**EXTRACTED DATA**
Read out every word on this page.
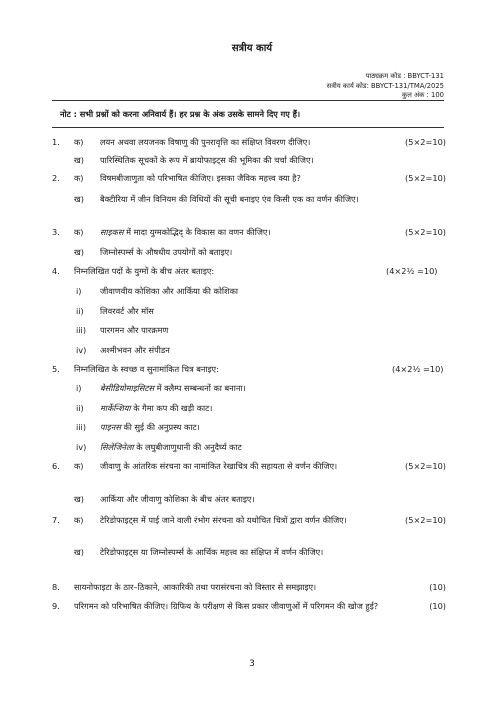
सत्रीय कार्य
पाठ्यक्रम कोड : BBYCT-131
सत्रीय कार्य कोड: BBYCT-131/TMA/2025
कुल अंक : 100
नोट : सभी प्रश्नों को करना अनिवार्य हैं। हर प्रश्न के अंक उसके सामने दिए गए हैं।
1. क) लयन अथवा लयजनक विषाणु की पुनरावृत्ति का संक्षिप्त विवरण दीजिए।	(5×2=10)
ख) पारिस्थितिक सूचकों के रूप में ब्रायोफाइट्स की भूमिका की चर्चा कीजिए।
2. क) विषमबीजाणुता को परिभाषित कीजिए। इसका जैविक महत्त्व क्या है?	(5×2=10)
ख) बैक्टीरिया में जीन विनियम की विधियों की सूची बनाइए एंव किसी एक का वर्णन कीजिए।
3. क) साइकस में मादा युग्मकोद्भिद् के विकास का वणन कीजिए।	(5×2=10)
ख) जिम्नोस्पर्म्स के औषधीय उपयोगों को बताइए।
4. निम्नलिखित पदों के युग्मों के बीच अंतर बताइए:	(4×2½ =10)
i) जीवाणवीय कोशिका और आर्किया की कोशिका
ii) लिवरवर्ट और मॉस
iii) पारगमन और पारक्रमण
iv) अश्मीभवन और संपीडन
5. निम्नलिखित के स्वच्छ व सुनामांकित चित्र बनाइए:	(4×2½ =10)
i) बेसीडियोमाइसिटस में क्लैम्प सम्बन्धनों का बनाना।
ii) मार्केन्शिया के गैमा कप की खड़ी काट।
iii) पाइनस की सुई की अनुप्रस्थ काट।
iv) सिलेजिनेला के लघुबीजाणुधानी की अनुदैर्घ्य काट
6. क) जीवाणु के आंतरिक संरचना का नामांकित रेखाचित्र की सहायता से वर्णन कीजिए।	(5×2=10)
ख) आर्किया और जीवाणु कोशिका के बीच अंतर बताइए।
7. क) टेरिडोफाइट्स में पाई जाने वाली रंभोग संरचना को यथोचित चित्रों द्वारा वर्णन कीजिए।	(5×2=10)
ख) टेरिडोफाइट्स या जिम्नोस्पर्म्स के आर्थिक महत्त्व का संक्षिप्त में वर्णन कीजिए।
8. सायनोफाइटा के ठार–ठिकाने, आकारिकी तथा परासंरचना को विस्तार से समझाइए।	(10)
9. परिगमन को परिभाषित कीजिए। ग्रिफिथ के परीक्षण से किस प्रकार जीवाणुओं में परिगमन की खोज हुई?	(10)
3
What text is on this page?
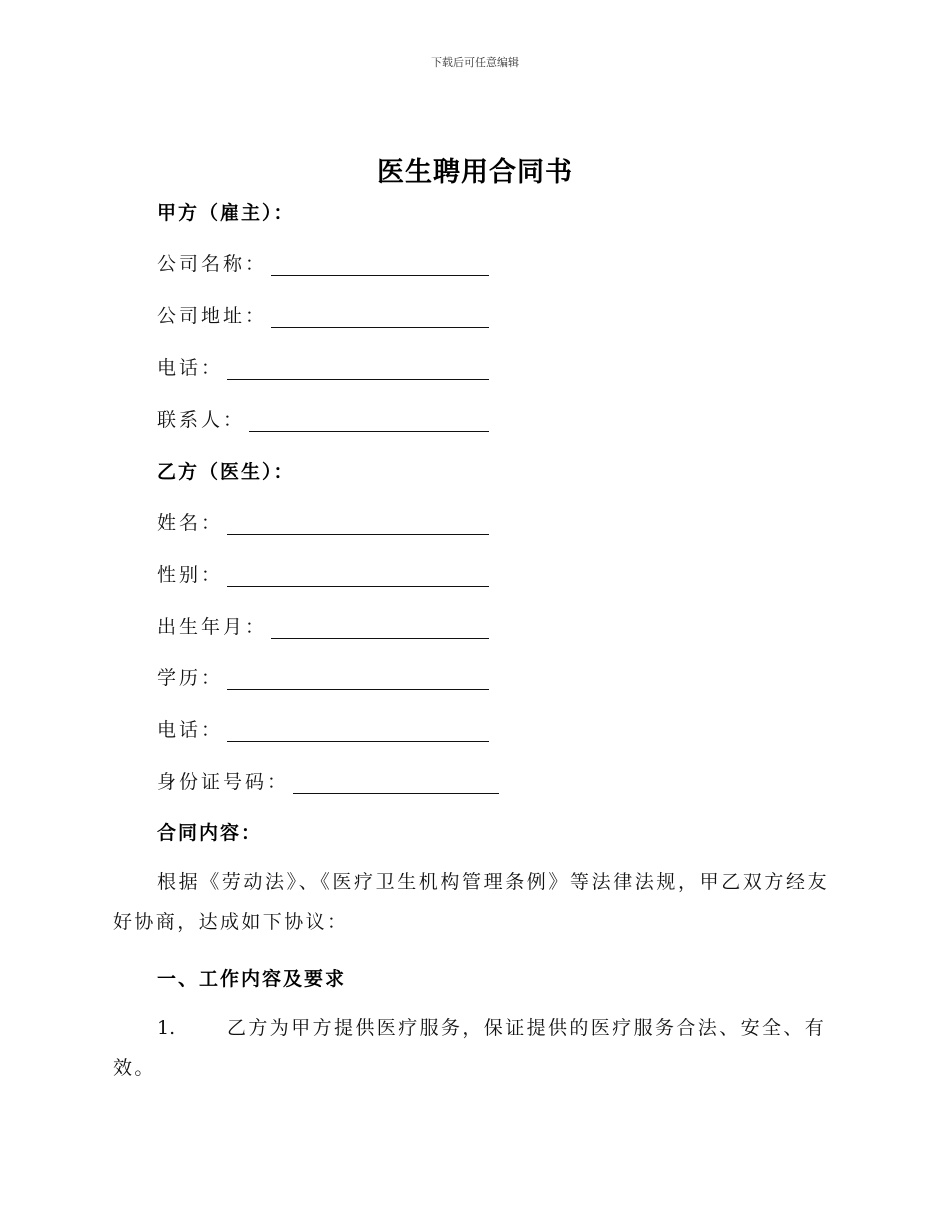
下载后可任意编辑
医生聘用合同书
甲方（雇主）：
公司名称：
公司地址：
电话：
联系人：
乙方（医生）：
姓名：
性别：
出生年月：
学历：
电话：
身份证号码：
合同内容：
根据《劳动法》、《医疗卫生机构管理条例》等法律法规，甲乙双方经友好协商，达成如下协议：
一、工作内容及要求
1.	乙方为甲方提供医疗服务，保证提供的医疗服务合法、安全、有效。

==

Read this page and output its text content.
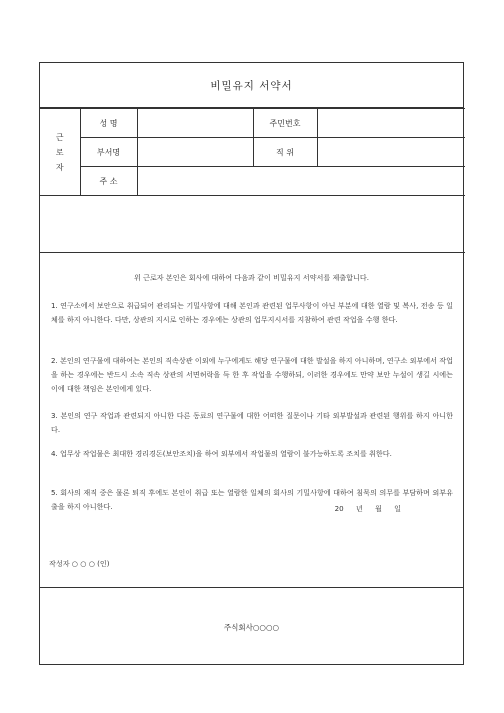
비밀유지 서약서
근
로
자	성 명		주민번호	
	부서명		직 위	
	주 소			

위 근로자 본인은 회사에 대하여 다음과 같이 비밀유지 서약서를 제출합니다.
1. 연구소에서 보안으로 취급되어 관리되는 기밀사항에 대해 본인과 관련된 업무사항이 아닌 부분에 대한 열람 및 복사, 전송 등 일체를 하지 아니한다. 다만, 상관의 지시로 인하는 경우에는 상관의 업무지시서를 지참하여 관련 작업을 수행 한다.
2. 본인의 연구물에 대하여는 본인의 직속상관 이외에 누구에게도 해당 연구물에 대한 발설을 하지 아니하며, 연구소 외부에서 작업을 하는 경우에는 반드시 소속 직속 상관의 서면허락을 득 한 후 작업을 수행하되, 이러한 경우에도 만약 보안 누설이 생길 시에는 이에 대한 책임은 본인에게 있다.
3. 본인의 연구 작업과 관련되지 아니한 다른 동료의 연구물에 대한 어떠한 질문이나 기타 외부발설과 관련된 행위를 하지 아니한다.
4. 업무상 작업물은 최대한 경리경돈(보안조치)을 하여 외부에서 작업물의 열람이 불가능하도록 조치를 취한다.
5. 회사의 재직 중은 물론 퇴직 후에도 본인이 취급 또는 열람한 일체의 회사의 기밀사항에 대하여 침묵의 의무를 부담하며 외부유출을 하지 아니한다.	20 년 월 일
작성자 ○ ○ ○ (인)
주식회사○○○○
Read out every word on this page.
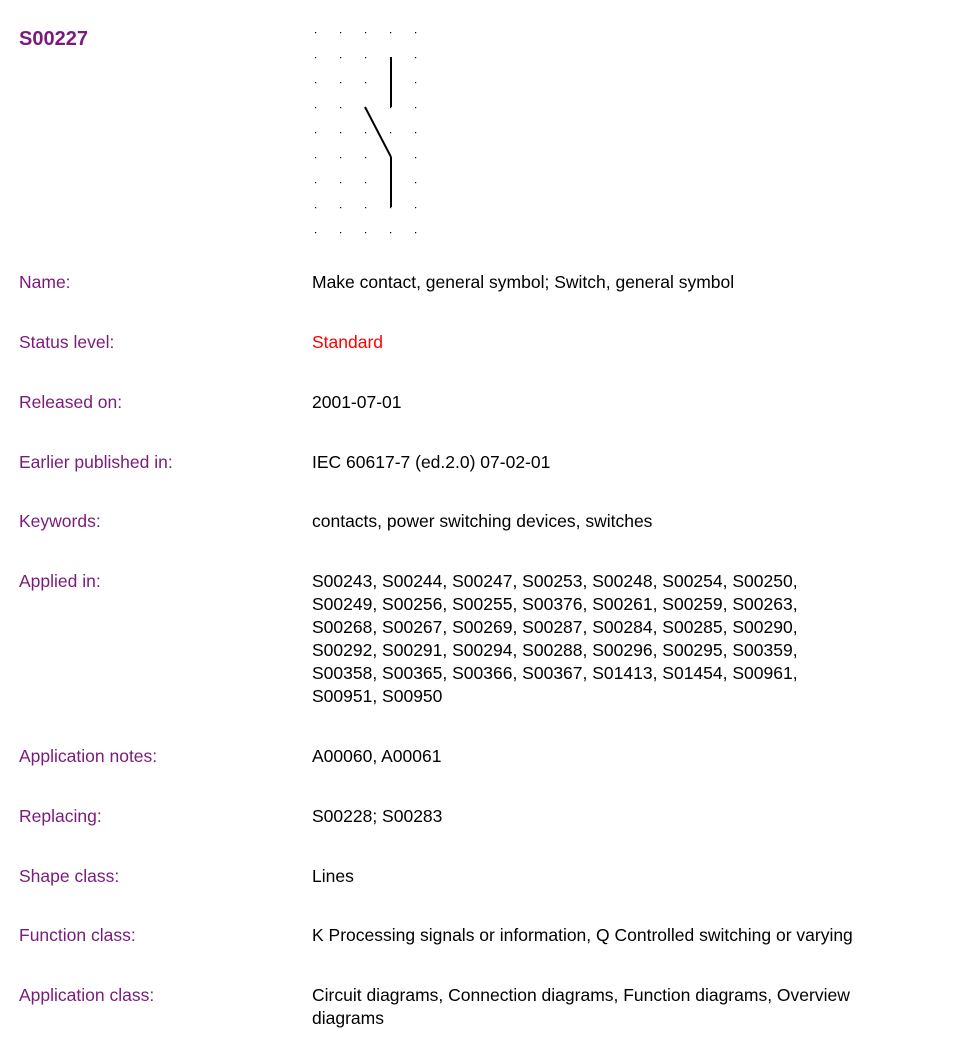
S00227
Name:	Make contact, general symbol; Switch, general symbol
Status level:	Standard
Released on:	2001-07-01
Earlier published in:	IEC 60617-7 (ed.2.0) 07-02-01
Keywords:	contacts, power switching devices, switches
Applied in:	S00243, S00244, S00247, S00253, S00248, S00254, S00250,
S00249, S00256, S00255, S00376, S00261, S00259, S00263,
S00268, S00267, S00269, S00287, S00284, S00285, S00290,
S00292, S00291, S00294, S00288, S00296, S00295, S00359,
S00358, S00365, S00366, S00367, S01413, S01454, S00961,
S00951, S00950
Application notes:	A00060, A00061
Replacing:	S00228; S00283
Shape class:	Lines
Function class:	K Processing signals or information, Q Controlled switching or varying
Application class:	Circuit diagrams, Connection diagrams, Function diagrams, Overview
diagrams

**WHAT TO DO**
Check each line of the entries above for the word "아니한다". List the ones that have it.

**EXERCISE OUTPUT**
1. 연구소에서 보안으로 취급되어 관리되는 기밀사항에 대해 본인과 관련된 업무사항이 아닌 부분에 대한 열람 및 복사, 전송 등 일체를 하지 아니한다. 다만, 상관의 지시로 인하는 경우에는 상관의 업무지시서를 지참하여 관련 작업을 수행 한다.
3. 본인의 연구 작업과 관련되지 아니한 다른 동료의 연구물에 대한 어떠한 질문이나 기타 외부발설과 관련된 행위를 하지 아니한다.
5. 회사의 재직 중은 물론 퇴직 후에도 본인이 취급 또는 열람한 일체의 회사의 기밀사항에 대하여 침묵의 의무를 부담하며 외부유출을 하지 아니한다.	20 년 월 일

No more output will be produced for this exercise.